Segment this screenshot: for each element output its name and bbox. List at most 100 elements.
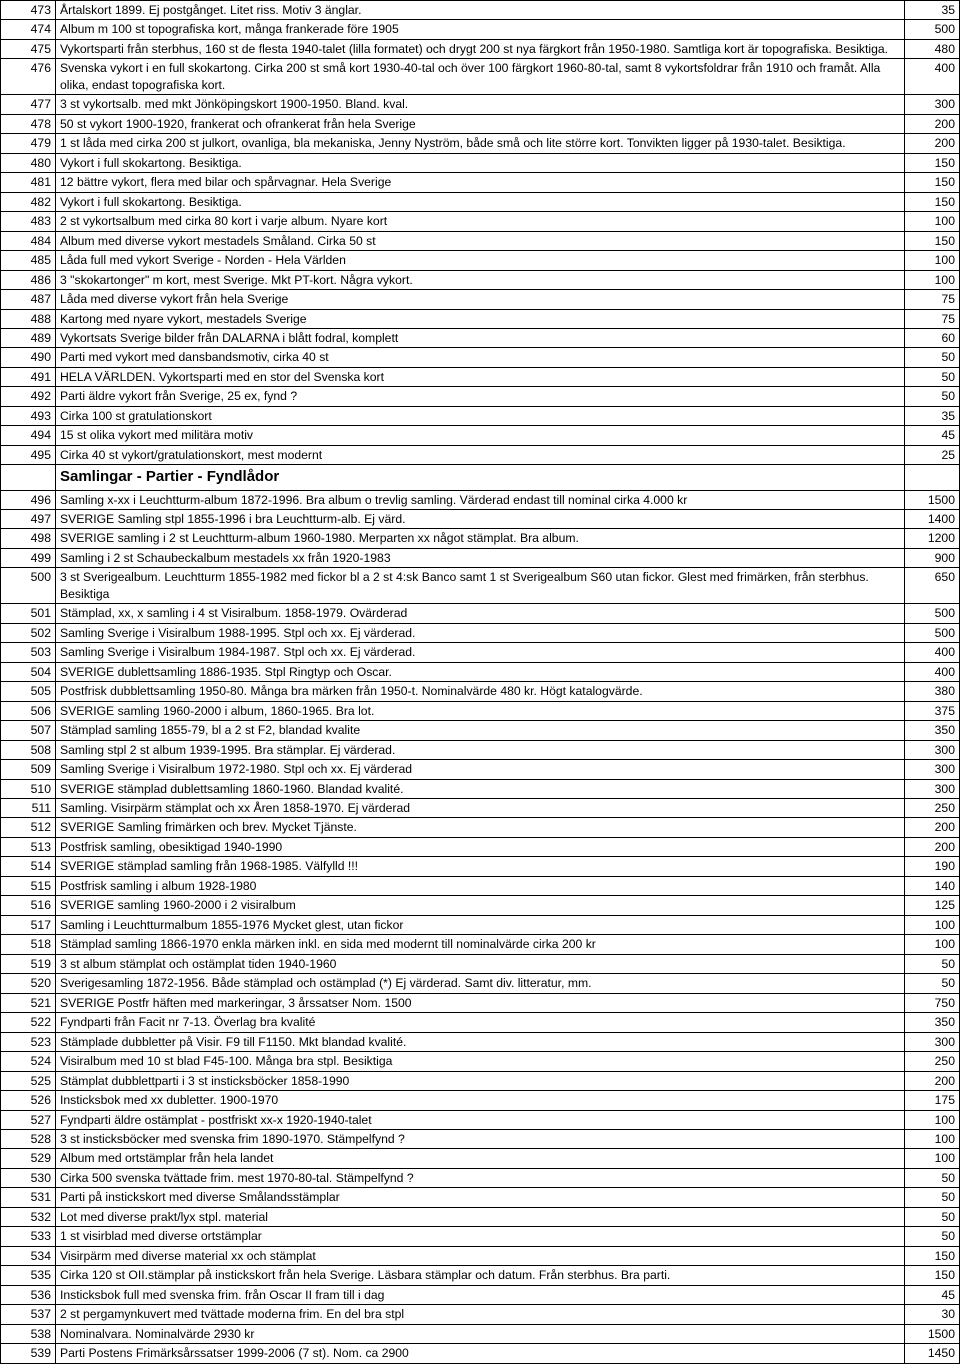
lot-number: 526 <box>1 1091 56 1110</box>
lot-description: Nominalvara. Nominalvärde 2930 kr <box>56 1324 905 1343</box>
lot-number: 533 <box>1 1227 56 1246</box>
lot-price: 50 <box>905 348 960 367</box>
lot-number: 538 <box>1 1324 56 1343</box>
lot-number: 500 <box>1 568 56 604</box>
lot-price: 50 <box>905 367 960 386</box>
lot-number: 494 <box>1 426 56 445</box>
lot-number <box>1 465 56 490</box>
table-row: 505Postfrisk dubblettsamling 1950-80. Må… <box>1 682 960 701</box>
table-row: 5193 st album stämplat och ostämplat tid… <box>1 954 960 973</box>
lot-description: HELA VÄRLDEN. Vykortsparti med en stor d… <box>56 367 905 386</box>
lot-price: 60 <box>905 328 960 347</box>
lot-price: 75 <box>905 309 960 328</box>
lot-description: Samling i Leuchtturmalbum 1855-1976 Myck… <box>56 915 905 934</box>
lot-number: 523 <box>1 1032 56 1051</box>
lot-price: 300 <box>905 1032 960 1051</box>
lot-number: 489 <box>1 328 56 347</box>
lot-number: 509 <box>1 760 56 779</box>
lot-price: 400 <box>905 643 960 662</box>
table-row: 516SVERIGE samling 1960-2000 i 2 visiral… <box>1 896 960 915</box>
lot-description: 2 st pergamynkuvert med tvättade moderna… <box>56 1305 905 1324</box>
lot-description: Sverigesamling 1872-1956. Både stämplad … <box>56 974 905 993</box>
lot-number: 492 <box>1 387 56 406</box>
table-row: 47850 st vykort 1900-1920, frankerat och… <box>1 114 960 133</box>
table-row: 493Cirka 100 st gratulationskort35 <box>1 406 960 425</box>
table-row: 489Vykortsats Sverige bilder från DALARN… <box>1 328 960 347</box>
lot-description: Låda med diverse vykort från hela Sverig… <box>56 290 905 309</box>
lot-number: 495 <box>1 445 56 464</box>
lot-description: 1 st låda med cirka 200 st julkort, ovan… <box>56 134 905 153</box>
table-row: 536Insticksbok full med svenska frim. fr… <box>1 1285 960 1304</box>
lot-number: 517 <box>1 915 56 934</box>
table-row: 484Album med diverse vykort mestadels Sm… <box>1 231 960 250</box>
lot-description: Cirka 40 st vykort/gratulationskort, mes… <box>56 445 905 464</box>
lot-price: 50 <box>905 954 960 973</box>
table-row: 503Samling Sverige i Visiralbum 1984-198… <box>1 643 960 662</box>
lot-number: 529 <box>1 1149 56 1168</box>
table-row: 531Parti på instickskort med diverse Små… <box>1 1188 960 1207</box>
lot-price: 380 <box>905 682 960 701</box>
table-row: 4791 st låda med cirka 200 st julkort, o… <box>1 134 960 153</box>
table-row: 4773 st vykortsalb. med mkt Jönköpingsko… <box>1 95 960 114</box>
table-row: 534Visirpärm med diverse material xx och… <box>1 1246 960 1265</box>
lot-price: 400 <box>905 59 960 95</box>
lot-price: 250 <box>905 1052 960 1071</box>
lot-price: 100 <box>905 270 960 289</box>
lot-description: Vykortsparti från sterbhus, 160 st de fl… <box>56 39 905 58</box>
lot-number: 475 <box>1 39 56 58</box>
lot-price: 200 <box>905 818 960 837</box>
lot-price: 125 <box>905 896 960 915</box>
lot-number: 535 <box>1 1266 56 1285</box>
lot-number: 514 <box>1 857 56 876</box>
lot-number: 511 <box>1 799 56 818</box>
lot-number: 531 <box>1 1188 56 1207</box>
lot-description: Cirka 500 svenska tvättade frim. mest 19… <box>56 1168 905 1187</box>
table-row: 526Insticksbok med xx dubletter. 1900-19… <box>1 1091 960 1110</box>
lot-price: 350 <box>905 721 960 740</box>
lot-description: Kartong med nyare vykort, mestadels Sver… <box>56 309 905 328</box>
lot-description: 12 bättre vykort, flera med bilar och sp… <box>56 173 905 192</box>
table-row: 488Kartong med nyare vykort, mestadels S… <box>1 309 960 328</box>
lot-description: Insticksbok full med svenska frim. från … <box>56 1285 905 1304</box>
lot-price: 500 <box>905 604 960 623</box>
lot-price: 300 <box>905 760 960 779</box>
lot-description: SVERIGE Postfr häften med markeringar, 3… <box>56 993 905 1012</box>
lot-description: Album med diverse vykort mestadels Småla… <box>56 231 905 250</box>
lot-description: SVERIGE dublettsamling 1886-1935. Stpl R… <box>56 662 905 681</box>
table-row: 524Visiralbum med 10 st blad F45-100. Må… <box>1 1052 960 1071</box>
lot-description: Parti Postens Frimärksårssatser 1999-200… <box>56 1344 905 1363</box>
lot-price: 35 <box>905 406 960 425</box>
table-row: 514SVERIGE stämplad samling från 1968-19… <box>1 857 960 876</box>
lot-description: Samling x-xx i Leuchtturm-album 1872-199… <box>56 490 905 509</box>
lot-number: 521 <box>1 993 56 1012</box>
table-row: 527Fyndparti äldre ostämplat - postfrisk… <box>1 1110 960 1129</box>
lot-price: 150 <box>905 1246 960 1265</box>
lot-number: 501 <box>1 604 56 623</box>
lot-number: 487 <box>1 290 56 309</box>
table-row: 535Cirka 120 st OII.stämplar på insticks… <box>1 1266 960 1285</box>
table-row: 48112 bättre vykort, flera med bilar och… <box>1 173 960 192</box>
lot-price: 500 <box>905 623 960 642</box>
lot-number: 485 <box>1 251 56 270</box>
lot-description: SVERIGE stämplad dublettsamling 1860-196… <box>56 779 905 798</box>
lot-number: 525 <box>1 1071 56 1090</box>
table-row: 522Fyndparti från Facit nr 7-13. Överlag… <box>1 1013 960 1032</box>
lot-price: 350 <box>905 1013 960 1032</box>
lot-number: 490 <box>1 348 56 367</box>
lot-number: 510 <box>1 779 56 798</box>
table-row: 474Album m 100 st topografiska kort, mån… <box>1 20 960 39</box>
lot-price: 25 <box>905 445 960 464</box>
lot-price: 150 <box>905 1266 960 1285</box>
table-row: 476Svenska vykort i en full skokartong. … <box>1 59 960 95</box>
lot-number: 479 <box>1 134 56 153</box>
lot-price: 750 <box>905 993 960 1012</box>
lot-number: 477 <box>1 95 56 114</box>
lot-price: 30 <box>905 1305 960 1324</box>
lot-description: Parti på instickskort med diverse Smålan… <box>56 1188 905 1207</box>
lot-number: 473 <box>1 1 56 20</box>
lot-number: 522 <box>1 1013 56 1032</box>
table-row: 507Stämplad samling 1855-79, bl a 2 st F… <box>1 721 960 740</box>
lot-description: 1 st visirblad med diverse ortstämplar <box>56 1227 905 1246</box>
table-row: 487Låda med diverse vykort från hela Sve… <box>1 290 960 309</box>
table-row: 475Vykortsparti från sterbhus, 160 st de… <box>1 39 960 58</box>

--------------------------------------------------

■ TASK INSTRUCTIONS
Convert everything in the records from the line containing "lot-number: 526 <box>1 1091 56 1110</box>" down to the line containing "lot-number <box>1 465 56 490</box>", both ends included, into a numbered list, omitting any blank lines.

■ COMPLETE ANSWER
1. lot-number: 526 <box>1 1091 56 1110</box>
2. lot-description: Nominalvara. Nominalvärde 2930 kr <box>56 1324 905 1343</box>
3. lot-number: 533 <box>1 1227 56 1246</box>
4. lot-price: 50 <box>905 348 960 367</box>
5. lot-number: 538 <box>1 1324 56 1343</box>
6. lot-number: 500 <box>1 568 56 604</box>
7. lot-price: 50 <box>905 367 960 386</box>
8. lot-number: 494 <box>1 426 56 445</box>
9. lot-number <box>1 465 56 490</box>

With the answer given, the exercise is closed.